• **Exercise**
Make an exact copy of all the records.

(Dataset entries)
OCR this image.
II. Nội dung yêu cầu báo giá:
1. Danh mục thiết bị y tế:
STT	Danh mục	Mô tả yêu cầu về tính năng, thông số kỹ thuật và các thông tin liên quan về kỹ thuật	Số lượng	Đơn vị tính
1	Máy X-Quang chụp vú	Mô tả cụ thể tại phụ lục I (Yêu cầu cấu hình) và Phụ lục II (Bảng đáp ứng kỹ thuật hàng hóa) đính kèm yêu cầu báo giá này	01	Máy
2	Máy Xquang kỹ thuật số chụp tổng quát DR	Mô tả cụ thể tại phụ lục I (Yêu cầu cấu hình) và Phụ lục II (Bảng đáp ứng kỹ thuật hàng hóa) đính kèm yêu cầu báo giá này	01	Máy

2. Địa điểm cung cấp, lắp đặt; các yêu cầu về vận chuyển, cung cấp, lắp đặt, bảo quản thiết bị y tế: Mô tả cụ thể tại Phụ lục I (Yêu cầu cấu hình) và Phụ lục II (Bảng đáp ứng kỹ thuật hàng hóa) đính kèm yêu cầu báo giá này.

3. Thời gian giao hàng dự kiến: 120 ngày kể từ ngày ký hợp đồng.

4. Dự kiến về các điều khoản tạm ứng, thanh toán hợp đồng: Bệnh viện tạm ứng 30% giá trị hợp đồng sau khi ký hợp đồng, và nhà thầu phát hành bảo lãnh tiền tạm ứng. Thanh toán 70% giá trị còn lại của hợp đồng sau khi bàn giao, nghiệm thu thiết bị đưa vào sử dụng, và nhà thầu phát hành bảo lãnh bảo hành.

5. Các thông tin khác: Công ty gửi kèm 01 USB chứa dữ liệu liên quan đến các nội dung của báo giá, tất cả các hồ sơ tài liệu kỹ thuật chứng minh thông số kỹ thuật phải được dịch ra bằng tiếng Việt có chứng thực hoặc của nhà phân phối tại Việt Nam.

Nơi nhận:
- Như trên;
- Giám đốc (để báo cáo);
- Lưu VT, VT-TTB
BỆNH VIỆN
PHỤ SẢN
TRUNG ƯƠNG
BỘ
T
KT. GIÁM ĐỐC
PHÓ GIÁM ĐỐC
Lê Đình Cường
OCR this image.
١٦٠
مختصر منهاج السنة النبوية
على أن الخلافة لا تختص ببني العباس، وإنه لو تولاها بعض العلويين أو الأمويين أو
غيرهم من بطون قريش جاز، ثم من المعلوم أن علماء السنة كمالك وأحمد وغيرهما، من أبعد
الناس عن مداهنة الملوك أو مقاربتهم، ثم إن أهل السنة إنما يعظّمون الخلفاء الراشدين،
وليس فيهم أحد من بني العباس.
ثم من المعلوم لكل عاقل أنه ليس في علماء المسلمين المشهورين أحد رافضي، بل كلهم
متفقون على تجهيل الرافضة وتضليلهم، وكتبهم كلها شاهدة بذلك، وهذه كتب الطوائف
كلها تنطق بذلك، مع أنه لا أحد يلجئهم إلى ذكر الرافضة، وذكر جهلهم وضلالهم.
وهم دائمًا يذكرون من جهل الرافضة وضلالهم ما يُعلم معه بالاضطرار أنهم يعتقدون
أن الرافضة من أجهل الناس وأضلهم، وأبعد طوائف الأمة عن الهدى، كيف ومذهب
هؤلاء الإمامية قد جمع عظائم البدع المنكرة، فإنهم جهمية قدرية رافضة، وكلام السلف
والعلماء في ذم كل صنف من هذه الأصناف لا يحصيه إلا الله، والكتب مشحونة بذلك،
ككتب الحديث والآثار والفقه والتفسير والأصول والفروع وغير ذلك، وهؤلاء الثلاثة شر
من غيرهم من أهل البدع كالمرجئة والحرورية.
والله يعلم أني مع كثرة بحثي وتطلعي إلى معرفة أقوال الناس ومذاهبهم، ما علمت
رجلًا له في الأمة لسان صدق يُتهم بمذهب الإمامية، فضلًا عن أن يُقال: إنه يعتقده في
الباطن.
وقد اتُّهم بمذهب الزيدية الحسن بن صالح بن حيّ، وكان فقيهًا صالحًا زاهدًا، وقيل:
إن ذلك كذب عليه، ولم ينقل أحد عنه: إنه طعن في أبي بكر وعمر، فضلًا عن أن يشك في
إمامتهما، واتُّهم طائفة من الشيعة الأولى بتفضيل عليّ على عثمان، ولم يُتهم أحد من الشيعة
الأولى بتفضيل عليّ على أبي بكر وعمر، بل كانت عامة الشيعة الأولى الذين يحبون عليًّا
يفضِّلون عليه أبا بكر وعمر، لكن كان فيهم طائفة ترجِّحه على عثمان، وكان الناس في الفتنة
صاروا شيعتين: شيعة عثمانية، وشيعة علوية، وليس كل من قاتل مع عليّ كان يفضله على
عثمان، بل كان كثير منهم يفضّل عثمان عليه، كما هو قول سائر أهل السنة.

• **Response to the task**
OCR this image.
II. Nội dung yêu cầu báo giá:
1. Danh mục thiết bị y tế:
STT	Danh mục	Mô tả yêu cầu về tính năng, thông số kỹ thuật và các thông tin liên quan về kỹ thuật	Số lượng	Đơn vị tính
1	Máy X-Quang chụp vú	Mô tả cụ thể tại phụ lục I (Yêu cầu cấu hình) và Phụ lục II (Bảng đáp ứng kỹ thuật hàng hóa) đính kèm yêu cầu báo giá này	01	Máy
2	Máy Xquang kỹ thuật số chụp tổng quát DR	Mô tả cụ thể tại phụ lục I (Yêu cầu cấu hình) và Phụ lục II (Bảng đáp ứng kỹ thuật hàng hóa) đính kèm yêu cầu báo giá này	01	Máy

2. Địa điểm cung cấp, lắp đặt; các yêu cầu về vận chuyển, cung cấp, lắp đặt, bảo quản thiết bị y tế: Mô tả cụ thể tại Phụ lục I (Yêu cầu cấu hình) và Phụ lục II (Bảng đáp ứng kỹ thuật hàng hóa) đính kèm yêu cầu báo giá này.

3. Thời gian giao hàng dự kiến: 120 ngày kể từ ngày ký hợp đồng.

4. Dự kiến về các điều khoản tạm ứng, thanh toán hợp đồng: Bệnh viện tạm ứng 30% giá trị hợp đồng sau khi ký hợp đồng, và nhà thầu phát hành bảo lãnh tiền tạm ứng. Thanh toán 70% giá trị còn lại của hợp đồng sau khi bàn giao, nghiệm thu thiết bị đưa vào sử dụng, và nhà thầu phát hành bảo lãnh bảo hành.

5. Các thông tin khác: Công ty gửi kèm 01 USB chứa dữ liệu liên quan đến các nội dung của báo giá, tất cả các hồ sơ tài liệu kỹ thuật chứng minh thông số kỹ thuật phải được dịch ra bằng tiếng Việt có chứng thực hoặc của nhà phân phối tại Việt Nam.

Nơi nhận:
- Như trên;
- Giám đốc (để báo cáo);
- Lưu VT, VT-TTB
BỆNH VIỆN
PHỤ SẢN
TRUNG ƯƠNG
BỘ
T
KT. GIÁM ĐỐC
PHÓ GIÁM ĐỐC
Lê Đình Cường
OCR this image.
١٦٠
مختصر منهاج السنة النبوية
على أن الخلافة لا تختص ببني العباس، وإنه لو تولاها بعض العلويين أو الأمويين أو
غيرهم من بطون قريش جاز، ثم من المعلوم أن علماء السنة كمالك وأحمد وغيرهما، من أبعد
الناس عن مداهنة الملوك أو مقاربتهم، ثم إن أهل السنة إنما يعظّمون الخلفاء الراشدين،
وليس فيهم أحد من بني العباس.
ثم من المعلوم لكل عاقل أنه ليس في علماء المسلمين المشهورين أحد رافضي، بل كلهم
متفقون على تجهيل الرافضة وتضليلهم، وكتبهم كلها شاهدة بذلك، وهذه كتب الطوائف
كلها تنطق بذلك، مع أنه لا أحد يلجئهم إلى ذكر الرافضة، وذكر جهلهم وضلالهم.
وهم دائمًا يذكرون من جهل الرافضة وضلالهم ما يُعلم معه بالاضطرار أنهم يعتقدون
أن الرافضة من أجهل الناس وأضلهم، وأبعد طوائف الأمة عن الهدى، كيف ومذهب
هؤلاء الإمامية قد جمع عظائم البدع المنكرة، فإنهم جهمية قدرية رافضة، وكلام السلف
والعلماء في ذم كل صنف من هذه الأصناف لا يحصيه إلا الله، والكتب مشحونة بذلك،
ككتب الحديث والآثار والفقه والتفسير والأصول والفروع وغير ذلك، وهؤلاء الثلاثة شر
من غيرهم من أهل البدع كالمرجئة والحرورية.
والله يعلم أني مع كثرة بحثي وتطلعي إلى معرفة أقوال الناس ومذاهبهم، ما علمت
رجلًا له في الأمة لسان صدق يُتهم بمذهب الإمامية، فضلًا عن أن يُقال: إنه يعتقده في
الباطن.
وقد اتُّهم بمذهب الزيدية الحسن بن صالح بن حيّ، وكان فقيهًا صالحًا زاهدًا، وقيل:
إن ذلك كذب عليه، ولم ينقل أحد عنه: إنه طعن في أبي بكر وعمر، فضلًا عن أن يشك في
إمامتهما، واتُّهم طائفة من الشيعة الأولى بتفضيل عليّ على عثمان، ولم يُتهم أحد من الشيعة
الأولى بتفضيل عليّ على أبي بكر وعمر، بل كانت عامة الشيعة الأولى الذين يحبون عليًّا
يفضِّلون عليه أبا بكر وعمر، لكن كان فيهم طائفة ترجِّحه على عثمان، وكان الناس في الفتنة
صاروا شيعتين: شيعة عثمانية، وشيعة علوية، وليس كل من قاتل مع عليّ كان يفضله على
عثمان، بل كان كثير منهم يفضّل عثمان عليه، كما هو قول سائر أهل السنة.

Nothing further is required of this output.